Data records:
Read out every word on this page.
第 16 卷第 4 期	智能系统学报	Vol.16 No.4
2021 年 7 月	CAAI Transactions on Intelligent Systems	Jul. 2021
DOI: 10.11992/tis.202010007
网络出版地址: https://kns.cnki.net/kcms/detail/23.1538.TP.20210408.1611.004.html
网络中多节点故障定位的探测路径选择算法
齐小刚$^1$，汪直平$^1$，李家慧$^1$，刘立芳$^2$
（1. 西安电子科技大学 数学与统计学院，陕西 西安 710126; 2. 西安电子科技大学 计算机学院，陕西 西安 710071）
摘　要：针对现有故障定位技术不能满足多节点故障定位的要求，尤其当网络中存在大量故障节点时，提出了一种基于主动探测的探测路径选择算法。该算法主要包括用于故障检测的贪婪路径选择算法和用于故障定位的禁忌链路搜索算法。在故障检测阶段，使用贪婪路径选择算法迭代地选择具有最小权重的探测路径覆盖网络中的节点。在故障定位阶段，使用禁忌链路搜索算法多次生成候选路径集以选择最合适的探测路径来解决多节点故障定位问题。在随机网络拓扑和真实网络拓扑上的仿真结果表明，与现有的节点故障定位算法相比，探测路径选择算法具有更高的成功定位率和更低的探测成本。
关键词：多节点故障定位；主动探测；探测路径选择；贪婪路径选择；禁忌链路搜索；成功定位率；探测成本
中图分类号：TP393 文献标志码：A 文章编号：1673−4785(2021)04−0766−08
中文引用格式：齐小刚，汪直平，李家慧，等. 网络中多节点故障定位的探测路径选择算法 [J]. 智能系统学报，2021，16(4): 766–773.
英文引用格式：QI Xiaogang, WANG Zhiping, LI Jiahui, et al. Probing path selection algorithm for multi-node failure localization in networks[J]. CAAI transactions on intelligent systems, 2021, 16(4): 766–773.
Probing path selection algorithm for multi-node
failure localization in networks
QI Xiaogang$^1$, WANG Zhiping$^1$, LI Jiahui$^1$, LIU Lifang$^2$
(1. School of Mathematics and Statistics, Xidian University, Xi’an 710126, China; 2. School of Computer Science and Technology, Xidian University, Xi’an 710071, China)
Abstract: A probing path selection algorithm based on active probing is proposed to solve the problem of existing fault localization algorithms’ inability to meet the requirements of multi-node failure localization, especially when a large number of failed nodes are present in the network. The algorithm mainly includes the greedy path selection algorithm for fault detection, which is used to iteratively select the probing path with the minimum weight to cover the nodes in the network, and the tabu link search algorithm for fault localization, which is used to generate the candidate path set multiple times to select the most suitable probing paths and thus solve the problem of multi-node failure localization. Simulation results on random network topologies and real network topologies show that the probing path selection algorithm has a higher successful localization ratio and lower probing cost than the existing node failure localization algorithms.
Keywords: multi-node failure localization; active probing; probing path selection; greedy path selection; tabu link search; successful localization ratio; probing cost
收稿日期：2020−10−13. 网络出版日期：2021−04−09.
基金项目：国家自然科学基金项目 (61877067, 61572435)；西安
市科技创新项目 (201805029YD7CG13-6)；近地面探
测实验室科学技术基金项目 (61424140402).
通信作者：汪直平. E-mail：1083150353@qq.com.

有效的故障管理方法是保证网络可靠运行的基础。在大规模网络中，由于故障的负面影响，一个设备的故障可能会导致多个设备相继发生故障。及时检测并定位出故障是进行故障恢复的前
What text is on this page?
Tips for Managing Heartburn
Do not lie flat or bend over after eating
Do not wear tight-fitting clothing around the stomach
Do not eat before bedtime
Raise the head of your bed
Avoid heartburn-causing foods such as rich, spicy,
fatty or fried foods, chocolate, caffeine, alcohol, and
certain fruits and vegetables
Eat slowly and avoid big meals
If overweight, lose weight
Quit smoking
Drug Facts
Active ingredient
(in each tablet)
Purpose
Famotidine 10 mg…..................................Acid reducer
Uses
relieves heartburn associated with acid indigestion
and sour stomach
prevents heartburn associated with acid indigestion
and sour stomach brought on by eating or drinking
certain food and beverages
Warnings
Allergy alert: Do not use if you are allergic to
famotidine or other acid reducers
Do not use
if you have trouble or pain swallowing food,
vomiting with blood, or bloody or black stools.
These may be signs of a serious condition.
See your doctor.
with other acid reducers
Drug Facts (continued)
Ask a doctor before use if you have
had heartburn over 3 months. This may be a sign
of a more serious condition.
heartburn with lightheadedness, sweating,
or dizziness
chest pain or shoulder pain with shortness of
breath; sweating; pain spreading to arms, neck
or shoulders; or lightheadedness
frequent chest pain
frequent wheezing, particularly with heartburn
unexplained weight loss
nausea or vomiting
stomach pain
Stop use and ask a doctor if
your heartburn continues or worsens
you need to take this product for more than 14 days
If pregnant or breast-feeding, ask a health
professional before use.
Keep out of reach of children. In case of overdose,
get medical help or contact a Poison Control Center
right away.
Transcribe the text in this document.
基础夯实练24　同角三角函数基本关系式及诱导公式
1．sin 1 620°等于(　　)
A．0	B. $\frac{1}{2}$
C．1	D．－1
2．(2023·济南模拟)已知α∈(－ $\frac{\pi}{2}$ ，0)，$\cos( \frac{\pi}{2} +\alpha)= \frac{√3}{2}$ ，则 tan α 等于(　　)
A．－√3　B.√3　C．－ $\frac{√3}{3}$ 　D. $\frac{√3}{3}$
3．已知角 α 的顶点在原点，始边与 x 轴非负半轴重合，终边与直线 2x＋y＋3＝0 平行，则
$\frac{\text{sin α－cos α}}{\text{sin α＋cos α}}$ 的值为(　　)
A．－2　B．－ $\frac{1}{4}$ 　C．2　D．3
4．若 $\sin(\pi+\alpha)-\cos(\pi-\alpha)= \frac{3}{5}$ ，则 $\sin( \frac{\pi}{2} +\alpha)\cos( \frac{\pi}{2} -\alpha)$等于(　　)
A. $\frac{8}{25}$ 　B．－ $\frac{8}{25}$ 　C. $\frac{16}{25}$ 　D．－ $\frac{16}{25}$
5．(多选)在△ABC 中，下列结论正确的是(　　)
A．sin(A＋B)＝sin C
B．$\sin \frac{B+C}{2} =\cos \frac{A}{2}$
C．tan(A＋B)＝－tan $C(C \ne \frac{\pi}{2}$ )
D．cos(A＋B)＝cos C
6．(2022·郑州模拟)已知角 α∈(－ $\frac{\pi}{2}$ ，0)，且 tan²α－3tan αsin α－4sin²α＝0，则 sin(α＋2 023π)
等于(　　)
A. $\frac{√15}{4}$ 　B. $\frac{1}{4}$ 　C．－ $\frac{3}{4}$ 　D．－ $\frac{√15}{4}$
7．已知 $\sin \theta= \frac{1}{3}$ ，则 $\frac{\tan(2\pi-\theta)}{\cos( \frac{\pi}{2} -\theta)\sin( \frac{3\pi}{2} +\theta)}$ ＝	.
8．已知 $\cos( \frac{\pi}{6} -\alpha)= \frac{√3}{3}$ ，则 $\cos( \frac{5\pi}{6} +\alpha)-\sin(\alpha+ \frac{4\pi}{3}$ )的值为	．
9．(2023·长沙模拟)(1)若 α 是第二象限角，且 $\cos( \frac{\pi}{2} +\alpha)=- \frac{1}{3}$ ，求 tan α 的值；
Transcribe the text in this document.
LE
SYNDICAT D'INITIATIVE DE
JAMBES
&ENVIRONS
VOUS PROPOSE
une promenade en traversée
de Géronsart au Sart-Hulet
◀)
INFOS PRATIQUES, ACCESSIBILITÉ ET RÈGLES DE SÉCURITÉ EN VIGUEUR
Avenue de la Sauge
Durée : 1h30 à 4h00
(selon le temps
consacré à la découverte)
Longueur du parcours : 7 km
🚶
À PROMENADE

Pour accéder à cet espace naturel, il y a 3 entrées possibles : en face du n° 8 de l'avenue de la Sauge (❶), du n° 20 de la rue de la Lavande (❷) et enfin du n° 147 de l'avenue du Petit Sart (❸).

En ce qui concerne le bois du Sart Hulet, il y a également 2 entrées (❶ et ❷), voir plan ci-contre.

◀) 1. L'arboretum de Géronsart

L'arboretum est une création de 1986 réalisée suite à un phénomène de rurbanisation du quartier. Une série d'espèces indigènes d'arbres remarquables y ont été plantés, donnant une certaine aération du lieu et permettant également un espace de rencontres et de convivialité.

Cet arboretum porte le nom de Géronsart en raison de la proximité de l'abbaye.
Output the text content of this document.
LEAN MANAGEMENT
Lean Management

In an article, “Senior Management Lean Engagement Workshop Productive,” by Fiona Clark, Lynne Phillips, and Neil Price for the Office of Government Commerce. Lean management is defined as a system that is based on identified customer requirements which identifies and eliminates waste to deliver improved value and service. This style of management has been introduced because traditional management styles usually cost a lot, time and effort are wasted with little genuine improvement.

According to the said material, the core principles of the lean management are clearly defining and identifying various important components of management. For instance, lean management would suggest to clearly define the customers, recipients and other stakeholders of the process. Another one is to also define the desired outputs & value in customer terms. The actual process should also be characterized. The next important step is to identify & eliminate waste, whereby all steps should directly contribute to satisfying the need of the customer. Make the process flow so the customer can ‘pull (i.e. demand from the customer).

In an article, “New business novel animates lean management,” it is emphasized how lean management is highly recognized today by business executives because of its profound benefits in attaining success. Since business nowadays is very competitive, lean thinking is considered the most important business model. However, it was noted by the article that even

EXERCISE BRIEF ▸
Compute the number of lines above that contain the string "arboretum". Reply with that value only.

FINAL RESULT ▸
3